Records of document pages:
- Opening Delimiter -

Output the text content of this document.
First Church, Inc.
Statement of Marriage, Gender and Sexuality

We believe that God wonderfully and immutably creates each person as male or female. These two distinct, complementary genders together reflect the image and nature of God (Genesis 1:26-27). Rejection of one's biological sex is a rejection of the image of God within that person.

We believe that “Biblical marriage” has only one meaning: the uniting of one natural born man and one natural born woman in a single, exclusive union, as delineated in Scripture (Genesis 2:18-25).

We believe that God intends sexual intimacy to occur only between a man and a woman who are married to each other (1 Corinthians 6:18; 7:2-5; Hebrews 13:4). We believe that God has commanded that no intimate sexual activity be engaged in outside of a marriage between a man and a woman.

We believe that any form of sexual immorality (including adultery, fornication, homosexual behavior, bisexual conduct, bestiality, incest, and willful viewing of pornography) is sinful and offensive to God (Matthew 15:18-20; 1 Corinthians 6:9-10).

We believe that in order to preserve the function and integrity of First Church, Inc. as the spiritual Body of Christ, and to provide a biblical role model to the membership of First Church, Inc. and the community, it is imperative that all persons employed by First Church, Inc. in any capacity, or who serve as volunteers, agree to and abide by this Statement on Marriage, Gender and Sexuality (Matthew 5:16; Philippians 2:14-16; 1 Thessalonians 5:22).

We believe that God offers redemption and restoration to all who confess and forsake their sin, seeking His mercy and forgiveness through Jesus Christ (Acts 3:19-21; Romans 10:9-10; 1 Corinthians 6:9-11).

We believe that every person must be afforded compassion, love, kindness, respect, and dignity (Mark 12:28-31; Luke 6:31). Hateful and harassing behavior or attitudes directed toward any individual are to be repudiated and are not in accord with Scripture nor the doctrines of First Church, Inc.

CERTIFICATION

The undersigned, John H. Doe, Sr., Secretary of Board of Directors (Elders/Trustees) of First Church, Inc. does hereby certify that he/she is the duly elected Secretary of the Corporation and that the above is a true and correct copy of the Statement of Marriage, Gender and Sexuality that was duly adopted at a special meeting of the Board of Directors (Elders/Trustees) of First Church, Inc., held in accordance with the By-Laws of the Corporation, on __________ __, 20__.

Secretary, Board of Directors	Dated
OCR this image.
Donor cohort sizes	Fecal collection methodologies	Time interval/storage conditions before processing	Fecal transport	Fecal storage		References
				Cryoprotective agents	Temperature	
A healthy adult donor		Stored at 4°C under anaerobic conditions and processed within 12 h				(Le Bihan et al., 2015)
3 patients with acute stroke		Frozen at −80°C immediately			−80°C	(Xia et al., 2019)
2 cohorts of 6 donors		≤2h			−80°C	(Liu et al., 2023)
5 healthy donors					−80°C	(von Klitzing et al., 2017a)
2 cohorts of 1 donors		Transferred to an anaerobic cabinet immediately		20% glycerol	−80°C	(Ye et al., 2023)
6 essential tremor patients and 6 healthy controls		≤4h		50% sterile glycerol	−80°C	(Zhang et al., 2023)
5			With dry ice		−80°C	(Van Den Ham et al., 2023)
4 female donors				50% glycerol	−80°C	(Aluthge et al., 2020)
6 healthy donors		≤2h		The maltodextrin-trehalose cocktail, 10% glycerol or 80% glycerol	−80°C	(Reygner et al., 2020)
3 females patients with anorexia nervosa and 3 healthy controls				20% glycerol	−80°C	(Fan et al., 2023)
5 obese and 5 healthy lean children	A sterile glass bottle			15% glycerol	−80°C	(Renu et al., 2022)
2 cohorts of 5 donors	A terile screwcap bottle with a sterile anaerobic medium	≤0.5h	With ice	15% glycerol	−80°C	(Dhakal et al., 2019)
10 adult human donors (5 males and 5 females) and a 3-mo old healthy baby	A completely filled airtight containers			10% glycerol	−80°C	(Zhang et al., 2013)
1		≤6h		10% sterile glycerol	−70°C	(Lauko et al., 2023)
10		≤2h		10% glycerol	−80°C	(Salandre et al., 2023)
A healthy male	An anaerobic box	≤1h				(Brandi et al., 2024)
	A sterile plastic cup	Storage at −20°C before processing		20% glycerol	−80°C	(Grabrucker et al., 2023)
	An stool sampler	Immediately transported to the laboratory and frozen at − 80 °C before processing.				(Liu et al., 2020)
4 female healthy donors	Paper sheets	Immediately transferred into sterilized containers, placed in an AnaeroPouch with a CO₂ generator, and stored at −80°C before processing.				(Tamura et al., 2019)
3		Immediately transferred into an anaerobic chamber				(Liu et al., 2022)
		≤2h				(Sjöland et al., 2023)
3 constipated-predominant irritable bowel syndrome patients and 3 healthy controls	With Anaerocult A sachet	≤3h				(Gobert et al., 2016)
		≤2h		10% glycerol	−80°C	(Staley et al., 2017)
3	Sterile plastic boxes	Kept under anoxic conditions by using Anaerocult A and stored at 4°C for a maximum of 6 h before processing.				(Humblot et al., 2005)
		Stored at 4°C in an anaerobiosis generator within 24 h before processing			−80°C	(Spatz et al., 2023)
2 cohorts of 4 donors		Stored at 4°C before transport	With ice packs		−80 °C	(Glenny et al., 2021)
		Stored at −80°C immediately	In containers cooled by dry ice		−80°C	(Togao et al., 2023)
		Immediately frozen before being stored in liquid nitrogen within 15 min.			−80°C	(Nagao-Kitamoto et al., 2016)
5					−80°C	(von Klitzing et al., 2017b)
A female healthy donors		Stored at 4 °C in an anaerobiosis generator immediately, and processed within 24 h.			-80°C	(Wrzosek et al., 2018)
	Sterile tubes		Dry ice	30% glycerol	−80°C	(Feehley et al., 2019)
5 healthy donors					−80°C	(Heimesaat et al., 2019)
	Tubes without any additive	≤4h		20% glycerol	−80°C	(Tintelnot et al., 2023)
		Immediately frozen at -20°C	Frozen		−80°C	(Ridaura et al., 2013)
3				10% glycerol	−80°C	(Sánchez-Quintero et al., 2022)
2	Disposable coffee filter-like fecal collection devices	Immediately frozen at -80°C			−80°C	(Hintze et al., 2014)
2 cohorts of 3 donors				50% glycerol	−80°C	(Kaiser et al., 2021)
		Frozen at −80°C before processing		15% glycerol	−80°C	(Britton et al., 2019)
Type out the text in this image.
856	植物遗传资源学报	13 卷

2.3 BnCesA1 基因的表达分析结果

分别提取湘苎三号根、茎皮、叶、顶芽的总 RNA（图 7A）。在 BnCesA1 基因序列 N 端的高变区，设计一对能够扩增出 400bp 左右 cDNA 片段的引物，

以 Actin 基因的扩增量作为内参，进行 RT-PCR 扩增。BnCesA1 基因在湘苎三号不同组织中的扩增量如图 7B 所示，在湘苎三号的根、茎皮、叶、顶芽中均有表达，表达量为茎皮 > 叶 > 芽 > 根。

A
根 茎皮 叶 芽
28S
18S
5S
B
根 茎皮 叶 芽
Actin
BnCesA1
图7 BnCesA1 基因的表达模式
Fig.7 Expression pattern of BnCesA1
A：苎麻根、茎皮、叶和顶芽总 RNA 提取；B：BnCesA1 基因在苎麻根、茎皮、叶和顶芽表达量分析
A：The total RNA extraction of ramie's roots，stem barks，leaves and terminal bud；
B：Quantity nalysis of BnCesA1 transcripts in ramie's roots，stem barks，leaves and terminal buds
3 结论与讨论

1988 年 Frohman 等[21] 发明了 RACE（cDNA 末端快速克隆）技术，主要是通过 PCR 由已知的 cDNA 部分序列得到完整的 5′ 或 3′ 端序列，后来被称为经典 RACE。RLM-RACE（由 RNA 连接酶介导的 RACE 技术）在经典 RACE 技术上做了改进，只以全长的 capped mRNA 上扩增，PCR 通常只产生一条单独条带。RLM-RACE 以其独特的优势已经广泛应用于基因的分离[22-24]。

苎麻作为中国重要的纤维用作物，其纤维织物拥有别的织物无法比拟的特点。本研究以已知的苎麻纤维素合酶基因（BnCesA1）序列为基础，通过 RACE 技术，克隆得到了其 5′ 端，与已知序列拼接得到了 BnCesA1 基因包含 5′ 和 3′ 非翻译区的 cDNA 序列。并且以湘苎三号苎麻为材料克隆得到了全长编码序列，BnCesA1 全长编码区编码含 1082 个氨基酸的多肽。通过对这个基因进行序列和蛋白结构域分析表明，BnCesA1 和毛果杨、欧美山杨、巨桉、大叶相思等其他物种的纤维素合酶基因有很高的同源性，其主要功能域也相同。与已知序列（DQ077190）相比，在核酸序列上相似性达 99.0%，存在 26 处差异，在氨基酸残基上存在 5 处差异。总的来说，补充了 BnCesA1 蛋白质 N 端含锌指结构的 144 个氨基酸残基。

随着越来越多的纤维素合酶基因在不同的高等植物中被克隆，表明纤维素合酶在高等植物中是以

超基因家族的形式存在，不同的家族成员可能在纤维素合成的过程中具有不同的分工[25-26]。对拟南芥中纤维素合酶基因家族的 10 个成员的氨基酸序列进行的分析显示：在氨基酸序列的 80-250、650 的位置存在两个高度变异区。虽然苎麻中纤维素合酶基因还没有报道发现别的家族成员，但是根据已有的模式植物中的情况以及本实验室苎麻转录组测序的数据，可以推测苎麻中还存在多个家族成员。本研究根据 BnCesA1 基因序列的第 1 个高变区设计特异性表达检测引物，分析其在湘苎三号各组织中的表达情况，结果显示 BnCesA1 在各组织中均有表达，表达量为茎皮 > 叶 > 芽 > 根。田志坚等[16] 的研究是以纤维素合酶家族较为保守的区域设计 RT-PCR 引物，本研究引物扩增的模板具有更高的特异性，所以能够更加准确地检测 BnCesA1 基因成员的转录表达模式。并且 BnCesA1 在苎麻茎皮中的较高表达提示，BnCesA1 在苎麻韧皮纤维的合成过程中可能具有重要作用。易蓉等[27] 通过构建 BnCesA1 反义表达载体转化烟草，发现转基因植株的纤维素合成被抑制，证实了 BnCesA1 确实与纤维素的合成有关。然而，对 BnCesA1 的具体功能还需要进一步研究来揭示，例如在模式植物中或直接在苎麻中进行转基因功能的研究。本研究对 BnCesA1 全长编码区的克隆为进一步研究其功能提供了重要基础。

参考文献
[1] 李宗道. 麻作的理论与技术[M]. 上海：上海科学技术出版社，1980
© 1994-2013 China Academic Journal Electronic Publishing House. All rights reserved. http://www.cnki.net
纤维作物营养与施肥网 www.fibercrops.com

- Closing Delimiter -

Only the lines from the one with "Type out the text in this image." through the end of the data belong in the answer, each reproduced exactly.

Type out the text in this image.
856	植物遗传资源学报	13 卷

2.3 BnCesA1 基因的表达分析结果

分别提取湘苎三号根、茎皮、叶、顶芽的总 RNA（图 7A）。在 BnCesA1 基因序列 N 端的高变区，设计一对能够扩增出 400bp 左右 cDNA 片段的引物，

以 Actin 基因的扩增量作为内参，进行 RT-PCR 扩增。BnCesA1 基因在湘苎三号不同组织中的扩增量如图 7B 所示，在湘苎三号的根、茎皮、叶、顶芽中均有表达，表达量为茎皮 > 叶 > 芽 > 根。

A
根 茎皮 叶 芽
28S
18S
5S
B
根 茎皮 叶 芽
Actin
BnCesA1
图7 BnCesA1 基因的表达模式
Fig.7 Expression pattern of BnCesA1
A：苎麻根、茎皮、叶和顶芽总 RNA 提取；B：BnCesA1 基因在苎麻根、茎皮、叶和顶芽表达量分析
A：The total RNA extraction of ramie's roots，stem barks，leaves and terminal bud；
B：Quantity nalysis of BnCesA1 transcripts in ramie's roots，stem barks，leaves and terminal buds
3 结论与讨论

1988 年 Frohman 等[21] 发明了 RACE（cDNA 末端快速克隆）技术，主要是通过 PCR 由已知的 cDNA 部分序列得到完整的 5′ 或 3′ 端序列，后来被称为经典 RACE。RLM-RACE（由 RNA 连接酶介导的 RACE 技术）在经典 RACE 技术上做了改进，只以全长的 capped mRNA 上扩增，PCR 通常只产生一条单独条带。RLM-RACE 以其独特的优势已经广泛应用于基因的分离[22-24]。

苎麻作为中国重要的纤维用作物，其纤维织物拥有别的织物无法比拟的特点。本研究以已知的苎麻纤维素合酶基因（BnCesA1）序列为基础，通过 RACE 技术，克隆得到了其 5′ 端，与已知序列拼接得到了 BnCesA1 基因包含 5′ 和 3′ 非翻译区的 cDNA 序列。并且以湘苎三号苎麻为材料克隆得到了全长编码序列，BnCesA1 全长编码区编码含 1082 个氨基酸的多肽。通过对这个基因进行序列和蛋白结构域分析表明，BnCesA1 和毛果杨、欧美山杨、巨桉、大叶相思等其他物种的纤维素合酶基因有很高的同源性，其主要功能域也相同。与已知序列（DQ077190）相比，在核酸序列上相似性达 99.0%，存在 26 处差异，在氨基酸残基上存在 5 处差异。总的来说，补充了 BnCesA1 蛋白质 N 端含锌指结构的 144 个氨基酸残基。

随着越来越多的纤维素合酶基因在不同的高等植物中被克隆，表明纤维素合酶在高等植物中是以

超基因家族的形式存在，不同的家族成员可能在纤维素合成的过程中具有不同的分工[25-26]。对拟南芥中纤维素合酶基因家族的 10 个成员的氨基酸序列进行的分析显示：在氨基酸序列的 80-250、650 的位置存在两个高度变异区。虽然苎麻中纤维素合酶基因还没有报道发现别的家族成员，但是根据已有的模式植物中的情况以及本实验室苎麻转录组测序的数据，可以推测苎麻中还存在多个家族成员。本研究根据 BnCesA1 基因序列的第 1 个高变区设计特异性表达检测引物，分析其在湘苎三号各组织中的表达情况，结果显示 BnCesA1 在各组织中均有表达，表达量为茎皮 > 叶 > 芽 > 根。田志坚等[16] 的研究是以纤维素合酶家族较为保守的区域设计 RT-PCR 引物，本研究引物扩增的模板具有更高的特异性，所以能够更加准确地检测 BnCesA1 基因成员的转录表达模式。并且 BnCesA1 在苎麻茎皮中的较高表达提示，BnCesA1 在苎麻韧皮纤维的合成过程中可能具有重要作用。易蓉等[27] 通过构建 BnCesA1 反义表达载体转化烟草，发现转基因植株的纤维素合成被抑制，证实了 BnCesA1 确实与纤维素的合成有关。然而，对 BnCesA1 的具体功能还需要进一步研究来揭示，例如在模式植物中或直接在苎麻中进行转基因功能的研究。本研究对 BnCesA1 全长编码区的克隆为进一步研究其功能提供了重要基础。

参考文献
[1] 李宗道. 麻作的理论与技术[M]. 上海：上海科学技术出版社，1980
© 1994-2013 China Academic Journal Electronic Publishing House. All rights reserved. http://www.cnki.net
纤维作物营养与施肥网 www.fibercrops.com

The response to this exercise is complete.